=== Provided information ===

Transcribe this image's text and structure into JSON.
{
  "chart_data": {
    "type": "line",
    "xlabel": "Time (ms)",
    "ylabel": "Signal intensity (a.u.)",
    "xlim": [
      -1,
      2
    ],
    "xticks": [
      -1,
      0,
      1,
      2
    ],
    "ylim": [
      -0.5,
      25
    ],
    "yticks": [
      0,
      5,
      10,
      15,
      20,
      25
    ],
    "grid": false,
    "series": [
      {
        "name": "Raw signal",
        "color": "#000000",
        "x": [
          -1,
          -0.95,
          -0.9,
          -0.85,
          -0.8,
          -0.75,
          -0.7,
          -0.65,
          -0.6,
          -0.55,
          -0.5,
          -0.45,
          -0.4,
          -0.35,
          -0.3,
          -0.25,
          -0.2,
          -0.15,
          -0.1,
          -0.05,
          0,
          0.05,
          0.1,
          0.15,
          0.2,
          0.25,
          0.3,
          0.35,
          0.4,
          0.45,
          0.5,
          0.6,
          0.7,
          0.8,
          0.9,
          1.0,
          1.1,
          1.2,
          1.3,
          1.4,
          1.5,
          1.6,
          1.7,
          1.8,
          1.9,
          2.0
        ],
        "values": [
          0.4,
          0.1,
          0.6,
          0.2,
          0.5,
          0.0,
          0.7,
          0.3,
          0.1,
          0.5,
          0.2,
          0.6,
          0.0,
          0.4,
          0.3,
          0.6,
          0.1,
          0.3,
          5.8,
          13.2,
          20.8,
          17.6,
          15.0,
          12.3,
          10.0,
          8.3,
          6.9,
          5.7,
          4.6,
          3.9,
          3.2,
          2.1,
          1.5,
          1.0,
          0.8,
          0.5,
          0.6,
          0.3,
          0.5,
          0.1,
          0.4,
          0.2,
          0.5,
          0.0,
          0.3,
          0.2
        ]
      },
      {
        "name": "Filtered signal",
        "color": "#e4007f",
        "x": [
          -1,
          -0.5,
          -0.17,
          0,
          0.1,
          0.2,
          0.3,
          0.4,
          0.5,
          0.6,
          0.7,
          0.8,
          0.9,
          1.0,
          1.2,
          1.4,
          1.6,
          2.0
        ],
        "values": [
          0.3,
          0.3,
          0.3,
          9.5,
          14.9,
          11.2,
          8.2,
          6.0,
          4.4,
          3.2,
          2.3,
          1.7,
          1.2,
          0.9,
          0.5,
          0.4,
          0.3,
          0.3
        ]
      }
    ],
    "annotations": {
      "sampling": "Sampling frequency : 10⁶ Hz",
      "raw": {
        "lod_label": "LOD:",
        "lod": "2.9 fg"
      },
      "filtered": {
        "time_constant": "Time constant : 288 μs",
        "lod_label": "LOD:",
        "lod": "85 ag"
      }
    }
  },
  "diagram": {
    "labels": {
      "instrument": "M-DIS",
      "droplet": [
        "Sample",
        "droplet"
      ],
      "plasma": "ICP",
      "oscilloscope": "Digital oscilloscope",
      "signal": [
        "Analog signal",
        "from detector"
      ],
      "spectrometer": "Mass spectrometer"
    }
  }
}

===

- _Exercise directions_:
Output each record precisely as given.

- _Solution for this problem_:
Transcribe this image's text and structure into JSON.
{
  "chart_data": {
    "type": "line",
    "xlabel": "Time (ms)",
    "ylabel": "Signal intensity (a.u.)",
    "xlim": [
      -1,
      2
    ],
    "xticks": [
      -1,
      0,
      1,
      2
    ],
    "ylim": [
      -0.5,
      25
    ],
    "yticks": [
      0,
      5,
      10,
      15,
      20,
      25
    ],
    "grid": false,
    "series": [
      {
        "name": "Raw signal",
        "color": "#000000",
        "x": [
          -1,
          -0.95,
          -0.9,
          -0.85,
          -0.8,
          -0.75,
          -0.7,
          -0.65,
          -0.6,
          -0.55,
          -0.5,
          -0.45,
          -0.4,
          -0.35,
          -0.3,
          -0.25,
          -0.2,
          -0.15,
          -0.1,
          -0.05,
          0,
          0.05,
          0.1,
          0.15,
          0.2,
          0.25,
          0.3,
          0.35,
          0.4,
          0.45,
          0.5,
          0.6,
          0.7,
          0.8,
          0.9,
          1.0,
          1.1,
          1.2,
          1.3,
          1.4,
          1.5,
          1.6,
          1.7,
          1.8,
          1.9,
          2.0
        ],
        "values": [
          0.4,
          0.1,
          0.6,
          0.2,
          0.5,
          0.0,
          0.7,
          0.3,
          0.1,
          0.5,
          0.2,
          0.6,
          0.0,
          0.4,
          0.3,
          0.6,
          0.1,
          0.3,
          5.8,
          13.2,
          20.8,
          17.6,
          15.0,
          12.3,
          10.0,
          8.3,
          6.9,
          5.7,
          4.6,
          3.9,
          3.2,
          2.1,
          1.5,
          1.0,
          0.8,
          0.5,
          0.6,
          0.3,
          0.5,
          0.1,
          0.4,
          0.2,
          0.5,
          0.0,
          0.3,
          0.2
        ]
      },
      {
        "name": "Filtered signal",
        "color": "#e4007f",
        "x": [
          -1,
          -0.5,
          -0.17,
          0,
          0.1,
          0.2,
          0.3,
          0.4,
          0.5,
          0.6,
          0.7,
          0.8,
          0.9,
          1.0,
          1.2,
          1.4,
          1.6,
          2.0
        ],
        "values": [
          0.3,
          0.3,
          0.3,
          9.5,
          14.9,
          11.2,
          8.2,
          6.0,
          4.4,
          3.2,
          2.3,
          1.7,
          1.2,
          0.9,
          0.5,
          0.4,
          0.3,
          0.3
        ]
      }
    ],
    "annotations": {
      "sampling": "Sampling frequency : 10⁶ Hz",
      "raw": {
        "lod_label": "LOD:",
        "lod": "2.9 fg"
      },
      "filtered": {
        "time_constant": "Time constant : 288 μs",
        "lod_label": "LOD:",
        "lod": "85 ag"
      }
    }
  },
  "diagram": {
    "labels": {
      "instrument": "M-DIS",
      "droplet": [
        "Sample",
        "droplet"
      ],
      "plasma": "ICP",
      "oscilloscope": "Digital oscilloscope",
      "signal": [
        "Analog signal",
        "from detector"
      ],
      "spectrometer": "Mass spectrometer"
    }
  }
}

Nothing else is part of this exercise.